Dataset excerpts:
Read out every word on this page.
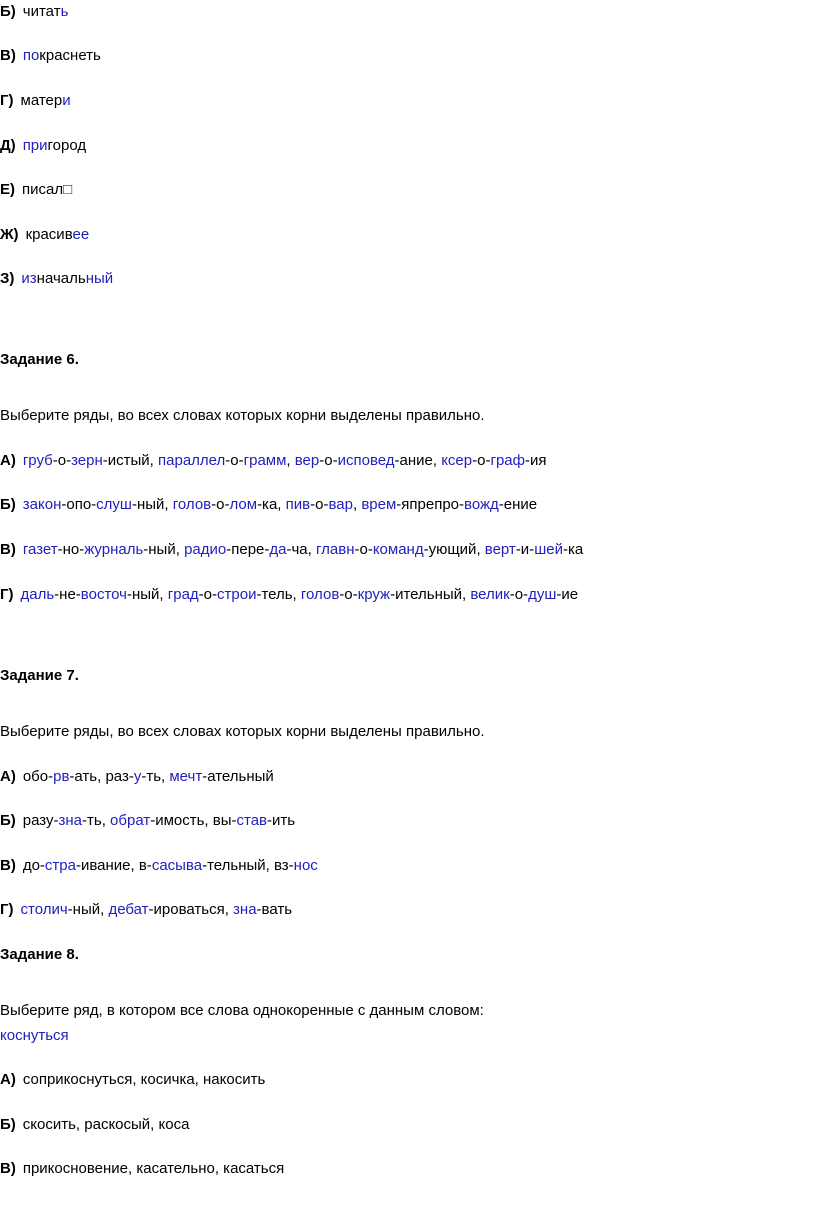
Б) читать
В) покраснеть
Г) матери
Д) пригород
Е) писал□
Ж) красивее
З) изначальный
Задание 6.
Выберите ряды, во всех словах которых корни выделены правильно.
А) груб-о-зерн-истый, параллел-о-грамм, вер-о-исповед-ание, ксер-о-граф-ия
Б) закон-опо-слуш-ный, голов-о-лом-ка, пив-о-вар, врем-япрепро-вожд-ение
В) газет-но-журналь-ный, радио-пере-да-ча, главн-о-команд-ующий, верт-и-шей-ка
Г) даль-не-восточ-ный, град-о-строи-тель, голов-о-круж-ительный, велик-о-душ-ие
Задание 7.
Выберите ряды, во всех словах которых корни выделены правильно.
А) обо-рв-ать, раз-у-ть, мечт-ательный
Б) разу-зна-ть, обрат-имость, вы-став-ить
В) до-стра-ивание, в-сасыва-тельный, вз-нос
Г) столич-ный, дебат-ироваться, зна-вать
Задание 8.
Выберите ряд, в котором все слова однокоренные с данным словом:
коснуться
А) соприкоснуться, косичка, накосить
Б) скосить, раскосый, коса
В) прикосновение, касательно, касаться
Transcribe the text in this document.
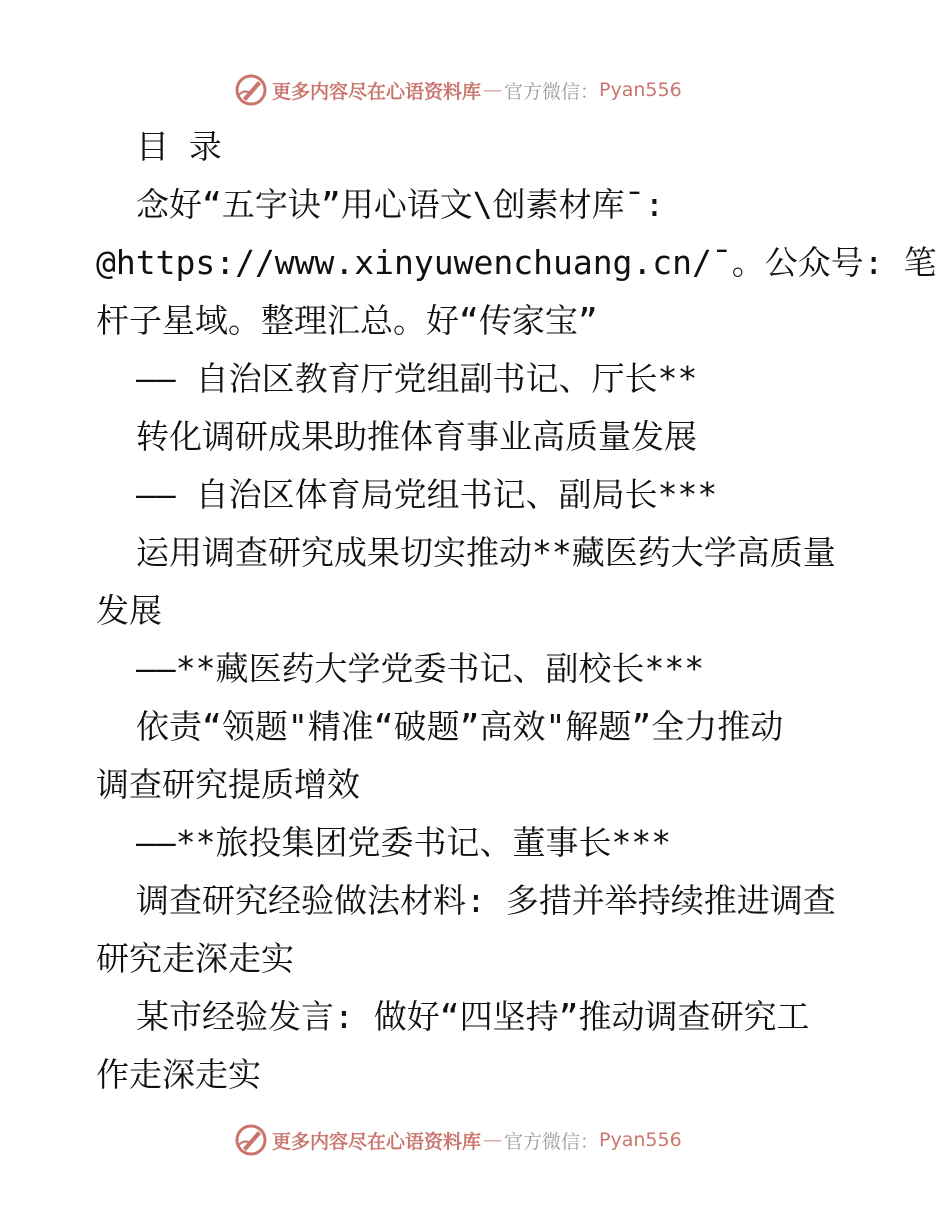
更多内容尽在心语资料库 — 官方微信： Pyan556
目 录
念好“五字诀”用心语文\创素材库¯:
@https://www.xinyuwenchuang.cn/¯。公众号: 笔
杆子星域。整理汇总。好“传家宝”
—— 自治区教育厅党组副书记、厅长**
转化调研成果助推体育事业高质量发展
—— 自治区体育局党组书记、副局长***
运用调查研究成果切实推动**藏医药大学高质量
发展
——**藏医药大学党委书记、副校长***
依责“领题"精准“破题”高效"解题”全力推动
调查研究提质增效
——**旅投集团党委书记、董事长***
调查研究经验做法材料: 多措并举持续推进调查
研究走深走实
某市经验发言: 做好“四坚持”推动调查研究工
作走深走实
更多内容尽在心语资料库 — 官方微信： Pyan556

Exercise directions: Without the pictures, repeat all the records word for word.

The result:
Read out every word on this page.
Б) читать
В) покраснеть
Г) матери
Д) пригород
Е) писал□
Ж) красивее
З) изначальный
Задание 6.
Выберите ряды, во всех словах которых корни выделены правильно.
А) груб-о-зерн-истый, параллел-о-грамм, вер-о-исповед-ание, ксер-о-граф-ия
Б) закон-опо-слуш-ный, голов-о-лом-ка, пив-о-вар, врем-япрепро-вожд-ение
В) газет-но-журналь-ный, радио-пере-да-ча, главн-о-команд-ующий, верт-и-шей-ка
Г) даль-не-восточ-ный, град-о-строи-тель, голов-о-круж-ительный, велик-о-душ-ие
Задание 7.
Выберите ряды, во всех словах которых корни выделены правильно.
А) обо-рв-ать, раз-у-ть, мечт-ательный
Б) разу-зна-ть, обрат-имость, вы-став-ить
В) до-стра-ивание, в-сасыва-тельный, вз-нос
Г) столич-ный, дебат-ироваться, зна-вать
Задание 8.
Выберите ряд, в котором все слова однокоренные с данным словом:
коснуться
А) соприкоснуться, косичка, накосить
Б) скосить, раскосый, коса
В) прикосновение, касательно, касаться
Transcribe the text in this document.
更多内容尽在心语资料库 — 官方微信： Pyan556
目 录
念好“五字诀”用心语文\创素材库¯:
@https://www.xinyuwenchuang.cn/¯。公众号: 笔
杆子星域。整理汇总。好“传家宝”
—— 自治区教育厅党组副书记、厅长**
转化调研成果助推体育事业高质量发展
—— 自治区体育局党组书记、副局长***
运用调查研究成果切实推动**藏医药大学高质量
发展
——**藏医药大学党委书记、副校长***
依责“领题"精准“破题”高效"解题”全力推动
调查研究提质增效
——**旅投集团党委书记、董事长***
调查研究经验做法材料: 多措并举持续推进调查
研究走深走实
某市经验发言: 做好“四坚持”推动调查研究工
作走深走实
更多内容尽在心语资料库 — 官方微信： Pyan556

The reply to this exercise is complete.